Leave out the pictures and repeat the rest of the material exactly.

---------- Recorded data ----------

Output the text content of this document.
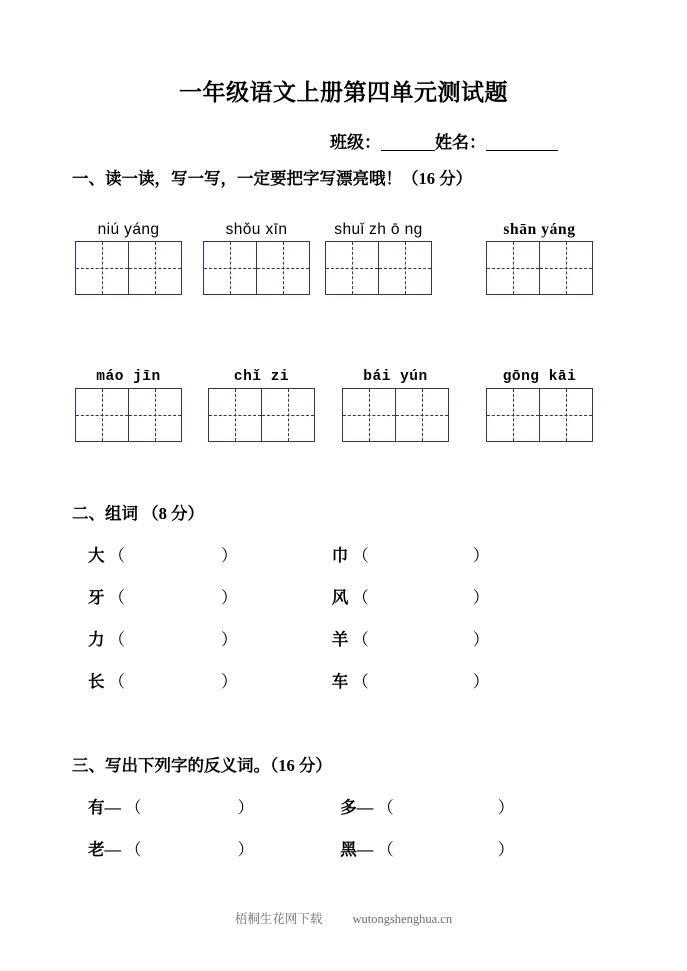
一年级语文上册第四单元测试题
班级：	姓名：
一、读一读，写一写，一定要把字写漂亮哦！（16 分）
niú yáng	shǒu xīn	shuǐ zh ō ng	shān yáng
máo jīn	chǐ zi	bái yún	gōng kāi
二、组词 （8 分）
大 （	）	巾 （	）
牙 （	）	风 （	）
力 （	）	羊 （	）
长 （	）	车 （	）
三、写出下列字的反义词。（16 分）
有— （	）	多— （	）
老— （	）	黑— （	）
梧桐生花网下载 wutongshenghua.cn
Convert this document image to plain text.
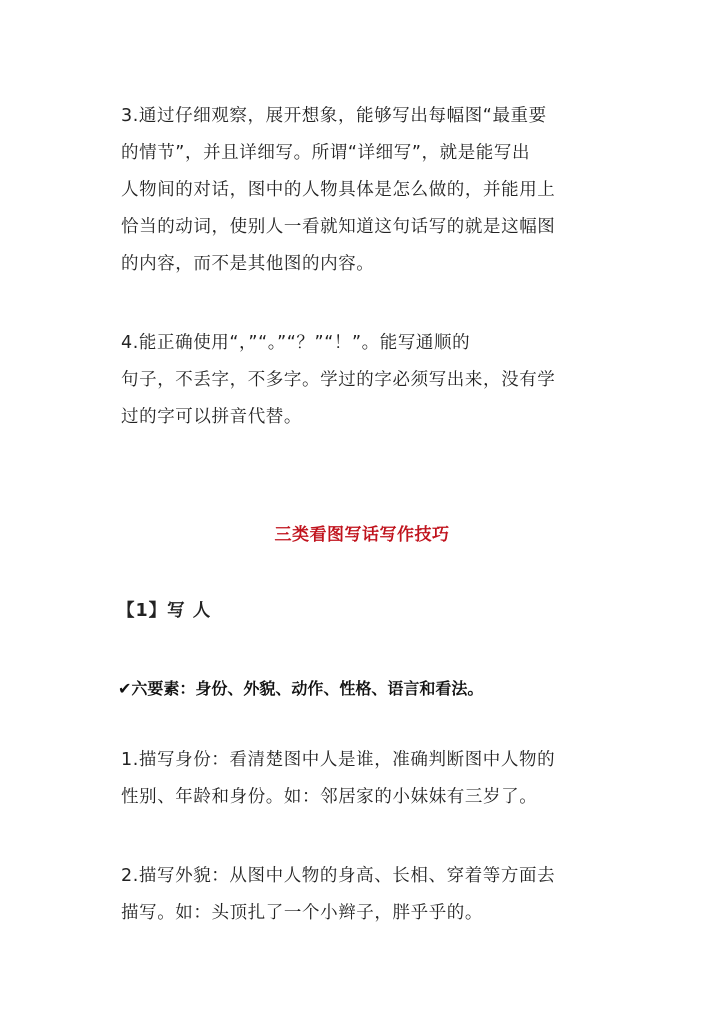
3.通过仔细观察，展开想象，能够写出每幅图“最重要
的情节”，并且详细写。所谓“详细写”，就是能写出
人物间的对话，图中的人物具体是怎么做的，并能用上
恰当的动词，使别人一看就知道这句话写的就是这幅图
的内容，而不是其他图的内容。
4.能正确使用“，”“。”“？”“！”。能写通顺的
句子，不丢字，不多字。学过的字必须写出来，没有学
过的字可以拼音代替。
三类看图写话写作技巧
【1】写 人

✔六要素：身份、外貌、动作、性格、语言和看法。

1.描写身份：看清楚图中人是谁，准确判断图中人物的
性别、年龄和身份。如：邻居家的小妹妹有三岁了。
2.描写外貌：从图中人物的身高、长相、穿着等方面去
描写。如：头顶扎了一个小辫子，胖乎乎的。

----------

(Solution to this exercise)
Output the text content of this document.
一年级语文上册第四单元测试题
班级：	姓名：
一、读一读，写一写，一定要把字写漂亮哦！（16 分）
niú yáng	shǒu xīn	shuǐ zh ō ng	shān yáng
máo jīn	chǐ zi	bái yún	gōng kāi
二、组词 （8 分）
大 （	）	巾 （	）
牙 （	）	风 （	）
力 （	）	羊 （	）
长 （	）	车 （	）
三、写出下列字的反义词。（16 分）
有— （	）	多— （	）
老— （	）	黑— （	）
梧桐生花网下载 wutongshenghua.cn
Convert this document image to plain text.
3.通过仔细观察，展开想象，能够写出每幅图“最重要
的情节”，并且详细写。所谓“详细写”，就是能写出
人物间的对话，图中的人物具体是怎么做的，并能用上
恰当的动词，使别人一看就知道这句话写的就是这幅图
的内容，而不是其他图的内容。
4.能正确使用“，”“。”“？”“！”。能写通顺的
句子，不丢字，不多字。学过的字必须写出来，没有学
过的字可以拼音代替。
三类看图写话写作技巧
【1】写 人

✔六要素：身份、外貌、动作、性格、语言和看法。

1.描写身份：看清楚图中人是谁，准确判断图中人物的
性别、年龄和身份。如：邻居家的小妹妹有三岁了。
2.描写外貌：从图中人物的身高、长相、穿着等方面去
描写。如：头顶扎了一个小辫子，胖乎乎的。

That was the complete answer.